# Start of RECORDS PROVIDED

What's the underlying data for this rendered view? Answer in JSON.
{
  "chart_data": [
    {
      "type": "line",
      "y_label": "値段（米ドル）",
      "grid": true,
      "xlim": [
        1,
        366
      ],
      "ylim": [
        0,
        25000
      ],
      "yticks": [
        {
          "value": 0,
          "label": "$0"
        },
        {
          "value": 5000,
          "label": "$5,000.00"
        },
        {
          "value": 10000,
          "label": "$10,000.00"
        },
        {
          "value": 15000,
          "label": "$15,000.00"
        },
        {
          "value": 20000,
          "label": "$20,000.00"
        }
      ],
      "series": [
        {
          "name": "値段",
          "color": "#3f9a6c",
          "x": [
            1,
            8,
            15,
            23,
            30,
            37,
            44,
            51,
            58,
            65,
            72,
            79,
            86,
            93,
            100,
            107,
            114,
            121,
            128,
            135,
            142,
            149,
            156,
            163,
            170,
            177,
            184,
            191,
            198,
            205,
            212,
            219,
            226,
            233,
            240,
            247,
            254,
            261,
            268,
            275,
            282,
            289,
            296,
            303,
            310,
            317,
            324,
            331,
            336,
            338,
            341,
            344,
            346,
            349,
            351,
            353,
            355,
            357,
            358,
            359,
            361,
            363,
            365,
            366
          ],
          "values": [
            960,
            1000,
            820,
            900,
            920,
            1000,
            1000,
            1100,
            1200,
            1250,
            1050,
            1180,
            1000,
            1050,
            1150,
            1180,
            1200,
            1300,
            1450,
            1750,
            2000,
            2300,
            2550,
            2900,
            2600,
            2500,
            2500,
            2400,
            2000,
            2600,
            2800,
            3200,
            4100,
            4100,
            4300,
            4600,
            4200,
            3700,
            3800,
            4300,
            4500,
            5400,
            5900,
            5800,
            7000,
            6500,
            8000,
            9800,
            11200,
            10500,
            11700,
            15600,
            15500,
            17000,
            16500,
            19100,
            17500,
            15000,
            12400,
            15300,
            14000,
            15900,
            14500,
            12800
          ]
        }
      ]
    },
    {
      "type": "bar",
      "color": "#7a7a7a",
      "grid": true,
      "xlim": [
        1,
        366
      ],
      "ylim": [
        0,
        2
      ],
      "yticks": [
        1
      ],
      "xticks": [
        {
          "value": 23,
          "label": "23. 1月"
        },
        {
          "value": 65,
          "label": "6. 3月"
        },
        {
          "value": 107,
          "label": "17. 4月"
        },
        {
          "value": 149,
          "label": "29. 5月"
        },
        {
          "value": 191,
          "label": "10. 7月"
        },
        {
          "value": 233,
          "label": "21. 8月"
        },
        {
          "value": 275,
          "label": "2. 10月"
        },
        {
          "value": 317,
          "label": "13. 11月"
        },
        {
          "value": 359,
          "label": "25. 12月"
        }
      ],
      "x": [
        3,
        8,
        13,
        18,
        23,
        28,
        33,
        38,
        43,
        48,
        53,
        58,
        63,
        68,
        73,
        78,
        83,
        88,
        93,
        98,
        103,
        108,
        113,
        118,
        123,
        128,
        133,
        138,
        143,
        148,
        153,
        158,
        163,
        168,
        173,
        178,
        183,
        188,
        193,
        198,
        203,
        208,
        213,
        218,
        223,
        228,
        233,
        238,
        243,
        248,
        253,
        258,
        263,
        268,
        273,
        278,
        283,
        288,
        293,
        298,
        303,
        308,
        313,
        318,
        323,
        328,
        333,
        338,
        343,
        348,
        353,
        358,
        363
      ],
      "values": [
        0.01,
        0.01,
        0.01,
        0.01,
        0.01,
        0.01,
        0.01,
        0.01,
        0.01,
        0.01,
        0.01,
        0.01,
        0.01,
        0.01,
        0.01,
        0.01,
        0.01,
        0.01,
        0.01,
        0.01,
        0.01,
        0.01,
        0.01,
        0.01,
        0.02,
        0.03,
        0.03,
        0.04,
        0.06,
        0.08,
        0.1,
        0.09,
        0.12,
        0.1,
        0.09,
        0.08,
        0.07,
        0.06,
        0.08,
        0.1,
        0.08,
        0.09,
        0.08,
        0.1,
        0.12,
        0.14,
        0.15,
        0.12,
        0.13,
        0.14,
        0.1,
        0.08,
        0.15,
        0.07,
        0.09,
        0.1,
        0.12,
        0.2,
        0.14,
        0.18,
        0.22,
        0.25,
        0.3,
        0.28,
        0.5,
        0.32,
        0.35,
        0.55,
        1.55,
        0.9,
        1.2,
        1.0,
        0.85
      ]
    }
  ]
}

# End of RECORDS PROVIDED

Reproduce each record shown above without altering a single word.

What's the underlying data for this rendered view? Answer in JSON.
{
  "chart_data": [
    {
      "type": "line",
      "y_label": "値段（米ドル）",
      "grid": true,
      "xlim": [
        1,
        366
      ],
      "ylim": [
        0,
        25000
      ],
      "yticks": [
        {
          "value": 0,
          "label": "$0"
        },
        {
          "value": 5000,
          "label": "$5,000.00"
        },
        {
          "value": 10000,
          "label": "$10,000.00"
        },
        {
          "value": 15000,
          "label": "$15,000.00"
        },
        {
          "value": 20000,
          "label": "$20,000.00"
        }
      ],
      "series": [
        {
          "name": "値段",
          "color": "#3f9a6c",
          "x": [
            1,
            8,
            15,
            23,
            30,
            37,
            44,
            51,
            58,
            65,
            72,
            79,
            86,
            93,
            100,
            107,
            114,
            121,
            128,
            135,
            142,
            149,
            156,
            163,
            170,
            177,
            184,
            191,
            198,
            205,
            212,
            219,
            226,
            233,
            240,
            247,
            254,
            261,
            268,
            275,
            282,
            289,
            296,
            303,
            310,
            317,
            324,
            331,
            336,
            338,
            341,
            344,
            346,
            349,
            351,
            353,
            355,
            357,
            358,
            359,
            361,
            363,
            365,
            366
          ],
          "values": [
            960,
            1000,
            820,
            900,
            920,
            1000,
            1000,
            1100,
            1200,
            1250,
            1050,
            1180,
            1000,
            1050,
            1150,
            1180,
            1200,
            1300,
            1450,
            1750,
            2000,
            2300,
            2550,
            2900,
            2600,
            2500,
            2500,
            2400,
            2000,
            2600,
            2800,
            3200,
            4100,
            4100,
            4300,
            4600,
            4200,
            3700,
            3800,
            4300,
            4500,
            5400,
            5900,
            5800,
            7000,
            6500,
            8000,
            9800,
            11200,
            10500,
            11700,
            15600,
            15500,
            17000,
            16500,
            19100,
            17500,
            15000,
            12400,
            15300,
            14000,
            15900,
            14500,
            12800
          ]
        }
      ]
    },
    {
      "type": "bar",
      "color": "#7a7a7a",
      "grid": true,
      "xlim": [
        1,
        366
      ],
      "ylim": [
        0,
        2
      ],
      "yticks": [
        1
      ],
      "xticks": [
        {
          "value": 23,
          "label": "23. 1月"
        },
        {
          "value": 65,
          "label": "6. 3月"
        },
        {
          "value": 107,
          "label": "17. 4月"
        },
        {
          "value": 149,
          "label": "29. 5月"
        },
        {
          "value": 191,
          "label": "10. 7月"
        },
        {
          "value": 233,
          "label": "21. 8月"
        },
        {
          "value": 275,
          "label": "2. 10月"
        },
        {
          "value": 317,
          "label": "13. 11月"
        },
        {
          "value": 359,
          "label": "25. 12月"
        }
      ],
      "x": [
        3,
        8,
        13,
        18,
        23,
        28,
        33,
        38,
        43,
        48,
        53,
        58,
        63,
        68,
        73,
        78,
        83,
        88,
        93,
        98,
        103,
        108,
        113,
        118,
        123,
        128,
        133,
        138,
        143,
        148,
        153,
        158,
        163,
        168,
        173,
        178,
        183,
        188,
        193,
        198,
        203,
        208,
        213,
        218,
        223,
        228,
        233,
        238,
        243,
        248,
        253,
        258,
        263,
        268,
        273,
        278,
        283,
        288,
        293,
        298,
        303,
        308,
        313,
        318,
        323,
        328,
        333,
        338,
        343,
        348,
        353,
        358,
        363
      ],
      "values": [
        0.01,
        0.01,
        0.01,
        0.01,
        0.01,
        0.01,
        0.01,
        0.01,
        0.01,
        0.01,
        0.01,
        0.01,
        0.01,
        0.01,
        0.01,
        0.01,
        0.01,
        0.01,
        0.01,
        0.01,
        0.01,
        0.01,
        0.01,
        0.01,
        0.02,
        0.03,
        0.03,
        0.04,
        0.06,
        0.08,
        0.1,
        0.09,
        0.12,
        0.1,
        0.09,
        0.08,
        0.07,
        0.06,
        0.08,
        0.1,
        0.08,
        0.09,
        0.08,
        0.1,
        0.12,
        0.14,
        0.15,
        0.12,
        0.13,
        0.14,
        0.1,
        0.08,
        0.15,
        0.07,
        0.09,
        0.1,
        0.12,
        0.2,
        0.14,
        0.18,
        0.22,
        0.25,
        0.3,
        0.28,
        0.5,
        0.32,
        0.35,
        0.55,
        1.55,
        0.9,
        1.2,
        1.0,
        0.85
      ]
    }
  ]
}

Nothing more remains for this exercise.